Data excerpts

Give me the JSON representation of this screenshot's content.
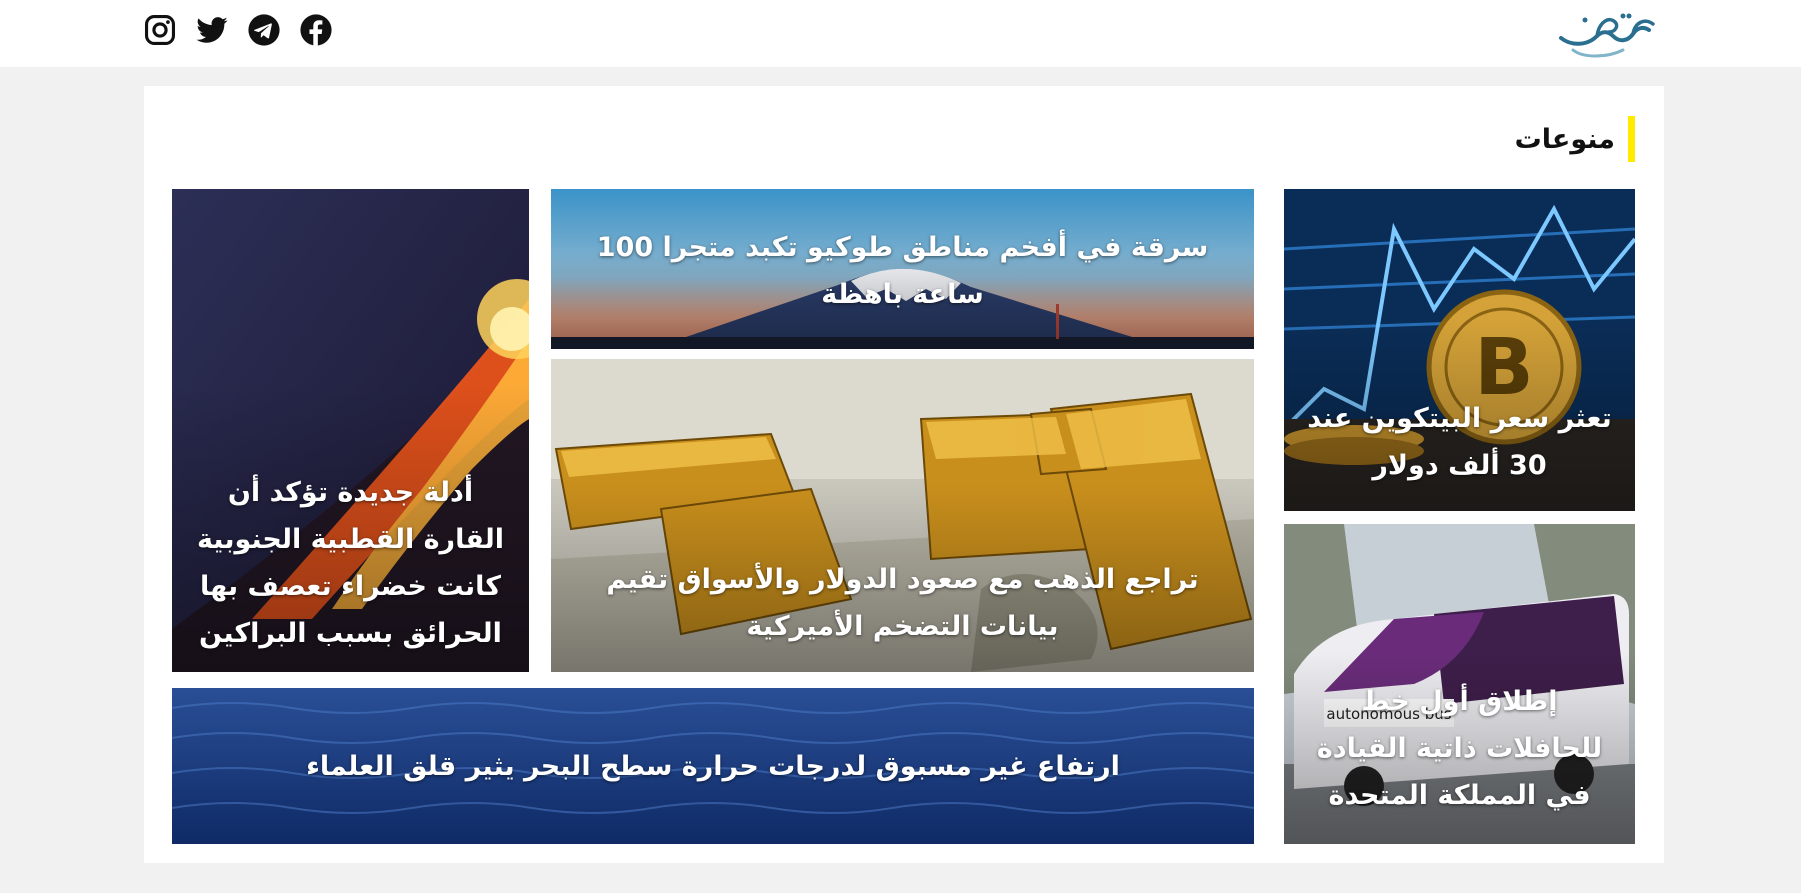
{
  "header": {
    "logo_alt": "صهيب",
    "social": [
      {
        "name": "instagram-icon",
        "label": "Instagram"
      },
      {
        "name": "twitter-icon",
        "label": "Twitter"
      },
      {
        "name": "telegram-icon",
        "label": "Telegram"
      },
      {
        "name": "facebook-icon",
        "label": "Facebook"
      }
    ]
  },
  "section": {
    "title": "منوعات",
    "accent_color": "#ffeb00"
  },
  "articles": {
    "tokyo": {
      "headline": "سرقة في أفخم مناطق طوكيو تكبد متجرا 100 ساعة باهظة",
      "image": "mount-fuji-city-image"
    },
    "gold": {
      "headline": "تراجع الذهب مع صعود الدولار والأسواق تقيم بيانات التضخم الأميركية",
      "image": "gold-bars-dollars-image"
    },
    "volcano": {
      "headline": "أدلة جديدة تؤكد أن القارة القطبية الجنوبية كانت خضراء تعصف بها الحرائق بسبب البراكين",
      "image": "erupting-volcano-image"
    },
    "bitcoin": {
      "headline": "تعثر سعر البيتكوين عند 30 ألف دولار",
      "image": "bitcoin-coin-chart-image"
    },
    "bus": {
      "headline": "إطلاق أول خط للحافلات ذاتية القيادة في المملكة المتحدة",
      "image": "autonomous-bus-image"
    },
    "sea": {
      "headline": "ارتفاع غير مسبوق لدرجات حرارة سطح البحر يثير قلق العلماء",
      "image": "ocean-surface-image"
    }
  }
}
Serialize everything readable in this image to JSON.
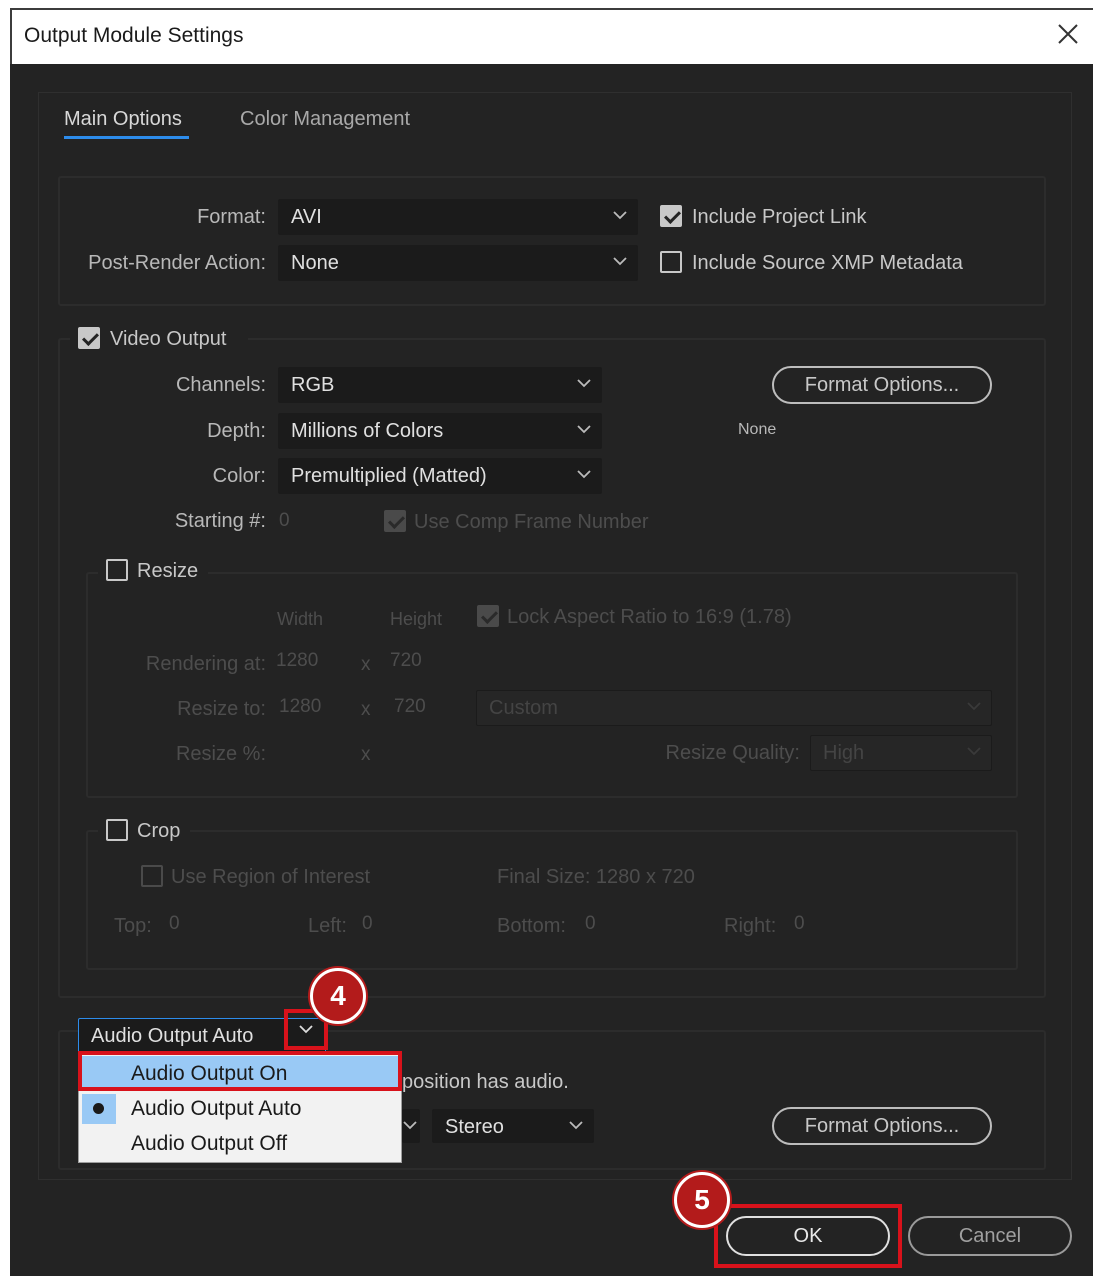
{
  "window": {
    "title": "Output Module Settings"
  },
  "tabs": [
    {
      "label": "Main Options",
      "active": true
    },
    {
      "label": "Color Management",
      "active": false
    }
  ],
  "top_group": {
    "format_label": "Format:",
    "format_value": "AVI",
    "post_render_label": "Post-Render Action:",
    "post_render_value": "None",
    "include_project_link": {
      "label": "Include Project Link",
      "checked": true
    },
    "include_xmp": {
      "label": "Include Source XMP Metadata",
      "checked": false
    }
  },
  "video": {
    "label": "Video Output",
    "checked": true,
    "channels_label": "Channels:",
    "channels_value": "RGB",
    "depth_label": "Depth:",
    "depth_value": "Millions of Colors",
    "color_label": "Color:",
    "color_value": "Premultiplied (Matted)",
    "starting_label": "Starting #:",
    "starting_value": "0",
    "use_comp_frame": {
      "label": "Use Comp Frame Number",
      "checked": true
    },
    "format_options_label": "Format Options...",
    "format_note": "None"
  },
  "resize": {
    "label": "Resize",
    "checked": false,
    "width_header": "Width",
    "height_header": "Height",
    "lock_aspect": {
      "label": "Lock Aspect Ratio to 16:9 (1.78)",
      "checked": true
    },
    "rendering_label": "Rendering at:",
    "rendering_w": "1280",
    "rendering_h": "720",
    "resize_to_label": "Resize to:",
    "resize_to_w": "1280",
    "resize_to_h": "720",
    "preset_value": "Custom",
    "resize_pct_label": "Resize %:",
    "x_sep": "x",
    "quality_label": "Resize Quality:",
    "quality_value": "High"
  },
  "crop": {
    "label": "Crop",
    "checked": false,
    "use_roi": {
      "label": "Use Region of Interest",
      "checked": false
    },
    "final_size": "Final Size: 1280 x 720",
    "top_label": "Top:",
    "top_value": "0",
    "left_label": "Left:",
    "left_value": "0",
    "bottom_label": "Bottom:",
    "bottom_value": "0",
    "right_label": "Right:",
    "right_value": "0"
  },
  "audio": {
    "dropdown_value": "Audio Output Auto",
    "hint_fragment": "position has audio.",
    "channels_value": "Stereo",
    "format_options_label": "Format Options...",
    "menu_items": [
      {
        "label": "Audio Output On",
        "selected": false,
        "highlighted": true
      },
      {
        "label": "Audio Output Auto",
        "selected": true,
        "highlighted": false
      },
      {
        "label": "Audio Output Off",
        "selected": false,
        "highlighted": false
      }
    ]
  },
  "buttons": {
    "ok": "OK",
    "cancel": "Cancel"
  },
  "annotations": {
    "step4": "4",
    "step5": "5"
  },
  "colors": {
    "accent": "#2d8ceb",
    "annotation_red": "#d8121b",
    "menu_highlight": "#99c9f5"
  }
}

# [GIVEN TASK]
From the listing above, copy every line that includes the word "JSON".

# [FINAL RESULT]
Give me the JSON representation of this screenshot's content.
Serialize everything readable in this image to JSON.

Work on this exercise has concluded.